## Directions
Using the data beneath, show every line that includes the word "eglQuerySurface".

## Exercise material
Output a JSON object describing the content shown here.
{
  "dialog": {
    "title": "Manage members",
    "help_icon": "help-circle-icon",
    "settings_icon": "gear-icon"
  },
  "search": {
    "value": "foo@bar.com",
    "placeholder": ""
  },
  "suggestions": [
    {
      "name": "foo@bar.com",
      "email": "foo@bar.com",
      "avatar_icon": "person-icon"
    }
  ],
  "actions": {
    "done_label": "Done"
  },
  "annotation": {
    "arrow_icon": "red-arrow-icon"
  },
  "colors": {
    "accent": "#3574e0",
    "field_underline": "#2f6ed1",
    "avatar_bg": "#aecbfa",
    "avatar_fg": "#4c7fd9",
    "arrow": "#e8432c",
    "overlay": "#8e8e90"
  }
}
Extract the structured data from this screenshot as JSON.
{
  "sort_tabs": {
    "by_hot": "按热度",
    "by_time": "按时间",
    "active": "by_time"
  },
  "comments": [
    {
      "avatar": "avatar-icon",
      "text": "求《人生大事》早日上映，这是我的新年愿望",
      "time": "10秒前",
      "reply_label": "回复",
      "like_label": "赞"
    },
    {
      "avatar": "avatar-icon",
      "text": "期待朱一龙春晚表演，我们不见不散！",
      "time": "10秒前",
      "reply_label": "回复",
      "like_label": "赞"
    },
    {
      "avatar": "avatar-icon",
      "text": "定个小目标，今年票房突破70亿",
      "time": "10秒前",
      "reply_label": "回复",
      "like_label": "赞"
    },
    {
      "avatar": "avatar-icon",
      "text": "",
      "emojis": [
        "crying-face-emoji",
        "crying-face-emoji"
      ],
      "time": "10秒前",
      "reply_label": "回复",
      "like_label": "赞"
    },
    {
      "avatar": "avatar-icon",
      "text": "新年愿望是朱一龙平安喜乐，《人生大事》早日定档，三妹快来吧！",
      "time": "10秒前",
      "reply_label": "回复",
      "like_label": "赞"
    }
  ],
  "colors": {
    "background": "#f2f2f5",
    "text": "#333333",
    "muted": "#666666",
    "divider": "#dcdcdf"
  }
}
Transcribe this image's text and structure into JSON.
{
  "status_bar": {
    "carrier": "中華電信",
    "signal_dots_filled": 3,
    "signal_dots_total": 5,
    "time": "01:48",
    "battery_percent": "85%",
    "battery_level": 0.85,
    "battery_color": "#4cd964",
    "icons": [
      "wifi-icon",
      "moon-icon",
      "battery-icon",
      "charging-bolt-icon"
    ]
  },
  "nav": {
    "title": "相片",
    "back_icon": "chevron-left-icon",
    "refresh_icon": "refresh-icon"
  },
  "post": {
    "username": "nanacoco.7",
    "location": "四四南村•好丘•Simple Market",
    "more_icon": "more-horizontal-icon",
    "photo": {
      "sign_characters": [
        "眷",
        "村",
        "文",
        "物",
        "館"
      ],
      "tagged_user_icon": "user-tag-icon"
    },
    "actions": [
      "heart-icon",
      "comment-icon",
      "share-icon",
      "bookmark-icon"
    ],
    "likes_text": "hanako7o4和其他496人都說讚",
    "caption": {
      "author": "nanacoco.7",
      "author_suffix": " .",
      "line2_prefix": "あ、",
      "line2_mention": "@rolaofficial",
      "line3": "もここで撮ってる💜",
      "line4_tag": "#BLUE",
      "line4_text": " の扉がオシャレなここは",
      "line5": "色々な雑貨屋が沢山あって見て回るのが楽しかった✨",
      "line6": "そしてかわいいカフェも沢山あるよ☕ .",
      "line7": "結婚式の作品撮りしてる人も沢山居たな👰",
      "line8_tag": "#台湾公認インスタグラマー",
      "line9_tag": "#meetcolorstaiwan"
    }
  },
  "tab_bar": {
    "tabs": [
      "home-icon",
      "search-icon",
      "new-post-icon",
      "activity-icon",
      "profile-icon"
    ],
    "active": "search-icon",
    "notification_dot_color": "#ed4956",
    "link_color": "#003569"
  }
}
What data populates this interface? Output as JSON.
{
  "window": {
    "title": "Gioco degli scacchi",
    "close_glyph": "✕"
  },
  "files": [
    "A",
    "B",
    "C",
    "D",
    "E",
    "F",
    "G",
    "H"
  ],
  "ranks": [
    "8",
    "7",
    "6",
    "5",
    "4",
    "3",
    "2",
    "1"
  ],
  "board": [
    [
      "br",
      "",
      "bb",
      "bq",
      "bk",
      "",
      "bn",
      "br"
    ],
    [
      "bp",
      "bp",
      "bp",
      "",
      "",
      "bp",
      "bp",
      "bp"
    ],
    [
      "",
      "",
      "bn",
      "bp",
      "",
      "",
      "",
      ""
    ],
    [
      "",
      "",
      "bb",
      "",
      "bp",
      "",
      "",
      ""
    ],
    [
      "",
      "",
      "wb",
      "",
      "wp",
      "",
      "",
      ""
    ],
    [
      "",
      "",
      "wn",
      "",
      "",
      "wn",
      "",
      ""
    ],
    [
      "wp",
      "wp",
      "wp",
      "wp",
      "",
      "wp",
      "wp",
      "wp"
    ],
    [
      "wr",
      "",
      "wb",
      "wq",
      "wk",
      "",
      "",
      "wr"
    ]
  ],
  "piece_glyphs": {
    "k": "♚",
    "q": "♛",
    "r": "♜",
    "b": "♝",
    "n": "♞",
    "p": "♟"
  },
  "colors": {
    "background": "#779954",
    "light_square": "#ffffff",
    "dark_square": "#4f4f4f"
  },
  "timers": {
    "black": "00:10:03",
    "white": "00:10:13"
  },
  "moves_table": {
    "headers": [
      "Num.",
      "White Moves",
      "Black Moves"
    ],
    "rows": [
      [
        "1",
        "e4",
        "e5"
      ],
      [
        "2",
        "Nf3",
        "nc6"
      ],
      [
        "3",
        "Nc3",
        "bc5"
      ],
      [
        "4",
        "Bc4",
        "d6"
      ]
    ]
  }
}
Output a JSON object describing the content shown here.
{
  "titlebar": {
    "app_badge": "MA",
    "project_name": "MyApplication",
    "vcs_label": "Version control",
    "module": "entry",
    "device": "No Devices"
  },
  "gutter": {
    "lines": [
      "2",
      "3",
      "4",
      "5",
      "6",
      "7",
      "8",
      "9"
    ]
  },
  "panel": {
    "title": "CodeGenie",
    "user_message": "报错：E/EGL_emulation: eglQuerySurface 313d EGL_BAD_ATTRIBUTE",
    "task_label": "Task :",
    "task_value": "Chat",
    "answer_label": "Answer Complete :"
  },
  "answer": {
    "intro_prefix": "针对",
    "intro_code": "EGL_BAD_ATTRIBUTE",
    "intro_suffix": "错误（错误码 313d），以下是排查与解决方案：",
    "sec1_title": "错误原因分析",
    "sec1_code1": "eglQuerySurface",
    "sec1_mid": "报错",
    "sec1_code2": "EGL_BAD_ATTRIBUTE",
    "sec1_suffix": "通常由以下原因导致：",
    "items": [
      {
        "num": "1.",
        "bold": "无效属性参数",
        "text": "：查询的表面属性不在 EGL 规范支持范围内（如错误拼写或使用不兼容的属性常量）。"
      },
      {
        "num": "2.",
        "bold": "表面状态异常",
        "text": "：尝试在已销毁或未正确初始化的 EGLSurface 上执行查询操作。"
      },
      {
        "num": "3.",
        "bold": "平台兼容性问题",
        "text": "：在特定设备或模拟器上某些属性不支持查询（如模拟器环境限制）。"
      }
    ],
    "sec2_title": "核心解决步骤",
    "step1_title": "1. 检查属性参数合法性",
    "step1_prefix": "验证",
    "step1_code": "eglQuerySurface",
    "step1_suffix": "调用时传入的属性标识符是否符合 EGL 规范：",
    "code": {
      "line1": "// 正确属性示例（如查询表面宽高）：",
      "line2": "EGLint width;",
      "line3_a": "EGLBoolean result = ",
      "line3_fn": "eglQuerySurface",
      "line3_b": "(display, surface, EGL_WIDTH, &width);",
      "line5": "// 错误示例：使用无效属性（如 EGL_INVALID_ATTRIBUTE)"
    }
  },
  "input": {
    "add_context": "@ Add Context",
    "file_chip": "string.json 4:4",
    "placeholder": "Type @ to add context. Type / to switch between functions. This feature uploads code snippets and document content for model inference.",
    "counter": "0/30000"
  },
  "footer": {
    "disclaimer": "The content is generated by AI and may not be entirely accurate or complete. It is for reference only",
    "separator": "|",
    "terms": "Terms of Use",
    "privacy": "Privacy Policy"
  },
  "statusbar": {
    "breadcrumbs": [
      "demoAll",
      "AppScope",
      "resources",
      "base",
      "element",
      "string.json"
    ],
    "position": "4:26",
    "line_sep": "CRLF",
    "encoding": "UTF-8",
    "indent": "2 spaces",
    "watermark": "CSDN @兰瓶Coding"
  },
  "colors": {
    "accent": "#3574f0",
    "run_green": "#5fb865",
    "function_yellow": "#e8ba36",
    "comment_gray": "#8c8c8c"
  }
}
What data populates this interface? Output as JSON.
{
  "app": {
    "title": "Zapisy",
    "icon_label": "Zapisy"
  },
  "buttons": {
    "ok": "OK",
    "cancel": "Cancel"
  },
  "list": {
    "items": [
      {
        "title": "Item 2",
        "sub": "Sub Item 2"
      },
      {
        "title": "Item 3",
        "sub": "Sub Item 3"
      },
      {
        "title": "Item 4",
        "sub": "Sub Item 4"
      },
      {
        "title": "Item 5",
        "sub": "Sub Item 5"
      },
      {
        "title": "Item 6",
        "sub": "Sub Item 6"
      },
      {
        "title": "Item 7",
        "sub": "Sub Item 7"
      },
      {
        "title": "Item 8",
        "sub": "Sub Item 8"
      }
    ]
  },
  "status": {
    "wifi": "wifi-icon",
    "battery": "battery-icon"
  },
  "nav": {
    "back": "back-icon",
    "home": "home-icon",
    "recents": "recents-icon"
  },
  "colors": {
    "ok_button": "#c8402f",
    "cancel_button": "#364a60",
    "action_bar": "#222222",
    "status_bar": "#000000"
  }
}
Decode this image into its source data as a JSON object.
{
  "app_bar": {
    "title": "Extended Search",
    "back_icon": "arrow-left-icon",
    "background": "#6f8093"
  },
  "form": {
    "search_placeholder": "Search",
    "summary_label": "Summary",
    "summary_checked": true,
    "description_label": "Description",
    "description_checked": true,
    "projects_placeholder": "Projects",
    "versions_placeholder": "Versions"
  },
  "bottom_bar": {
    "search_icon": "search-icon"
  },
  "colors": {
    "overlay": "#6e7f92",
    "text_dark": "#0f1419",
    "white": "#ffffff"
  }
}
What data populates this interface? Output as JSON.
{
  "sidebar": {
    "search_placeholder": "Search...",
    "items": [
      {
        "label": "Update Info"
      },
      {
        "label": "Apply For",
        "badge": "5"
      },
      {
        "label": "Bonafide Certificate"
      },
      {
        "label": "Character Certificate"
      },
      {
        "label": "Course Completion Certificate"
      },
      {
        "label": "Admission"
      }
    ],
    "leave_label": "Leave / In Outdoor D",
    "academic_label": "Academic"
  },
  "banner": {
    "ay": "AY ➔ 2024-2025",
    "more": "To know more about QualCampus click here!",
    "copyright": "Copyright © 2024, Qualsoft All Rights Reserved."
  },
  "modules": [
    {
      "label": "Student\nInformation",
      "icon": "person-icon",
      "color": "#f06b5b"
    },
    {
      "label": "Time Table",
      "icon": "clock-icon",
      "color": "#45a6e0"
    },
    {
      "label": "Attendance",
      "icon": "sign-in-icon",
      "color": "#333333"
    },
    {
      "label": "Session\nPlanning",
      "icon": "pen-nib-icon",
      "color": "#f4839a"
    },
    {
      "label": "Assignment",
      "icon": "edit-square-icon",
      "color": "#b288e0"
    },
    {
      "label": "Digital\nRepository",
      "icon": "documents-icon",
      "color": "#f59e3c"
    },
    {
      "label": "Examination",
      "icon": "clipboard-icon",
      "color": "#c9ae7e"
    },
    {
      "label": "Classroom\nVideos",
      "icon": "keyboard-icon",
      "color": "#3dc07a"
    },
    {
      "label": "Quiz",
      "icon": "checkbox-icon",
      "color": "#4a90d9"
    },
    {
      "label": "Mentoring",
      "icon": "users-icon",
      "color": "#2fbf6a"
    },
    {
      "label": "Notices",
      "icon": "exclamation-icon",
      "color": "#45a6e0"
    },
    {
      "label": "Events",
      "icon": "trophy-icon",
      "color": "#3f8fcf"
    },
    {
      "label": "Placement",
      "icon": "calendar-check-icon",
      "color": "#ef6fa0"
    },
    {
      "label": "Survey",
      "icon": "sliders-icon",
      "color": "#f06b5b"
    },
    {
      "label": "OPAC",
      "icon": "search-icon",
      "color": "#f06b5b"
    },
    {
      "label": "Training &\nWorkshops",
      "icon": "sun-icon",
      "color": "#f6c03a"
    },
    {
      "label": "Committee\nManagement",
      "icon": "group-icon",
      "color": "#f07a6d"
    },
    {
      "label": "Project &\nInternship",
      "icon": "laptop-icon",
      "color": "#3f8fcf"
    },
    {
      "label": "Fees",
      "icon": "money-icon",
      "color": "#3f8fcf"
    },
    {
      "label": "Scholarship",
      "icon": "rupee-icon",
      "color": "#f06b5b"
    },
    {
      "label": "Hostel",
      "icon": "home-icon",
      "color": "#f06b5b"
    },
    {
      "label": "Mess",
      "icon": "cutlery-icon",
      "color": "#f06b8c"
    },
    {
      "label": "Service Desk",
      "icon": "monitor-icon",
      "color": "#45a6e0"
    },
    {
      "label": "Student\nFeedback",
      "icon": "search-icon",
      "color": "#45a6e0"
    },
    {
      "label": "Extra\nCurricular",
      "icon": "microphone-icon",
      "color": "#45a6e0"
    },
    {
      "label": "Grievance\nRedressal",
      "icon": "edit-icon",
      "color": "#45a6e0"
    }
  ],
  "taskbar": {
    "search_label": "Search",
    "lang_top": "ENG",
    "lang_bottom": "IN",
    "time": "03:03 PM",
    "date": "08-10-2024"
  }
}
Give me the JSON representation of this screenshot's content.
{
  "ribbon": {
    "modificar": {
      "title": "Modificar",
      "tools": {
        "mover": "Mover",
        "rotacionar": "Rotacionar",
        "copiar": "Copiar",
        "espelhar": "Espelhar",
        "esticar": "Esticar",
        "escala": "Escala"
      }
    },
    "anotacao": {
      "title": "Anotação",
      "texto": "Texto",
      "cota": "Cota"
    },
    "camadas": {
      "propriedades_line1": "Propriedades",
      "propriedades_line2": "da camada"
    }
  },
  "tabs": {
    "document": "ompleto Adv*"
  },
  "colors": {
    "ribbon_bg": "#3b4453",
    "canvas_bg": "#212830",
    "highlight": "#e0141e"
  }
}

## Result of the task
    "user_message": "报错：E/EGL_emulation: eglQuerySurface 313d EGL_BAD_ATTRIBUTE",
    "sec1_code1": "eglQuerySurface",
    "step1_code": "eglQuerySurface",
      "line3_fn": "eglQuerySurface",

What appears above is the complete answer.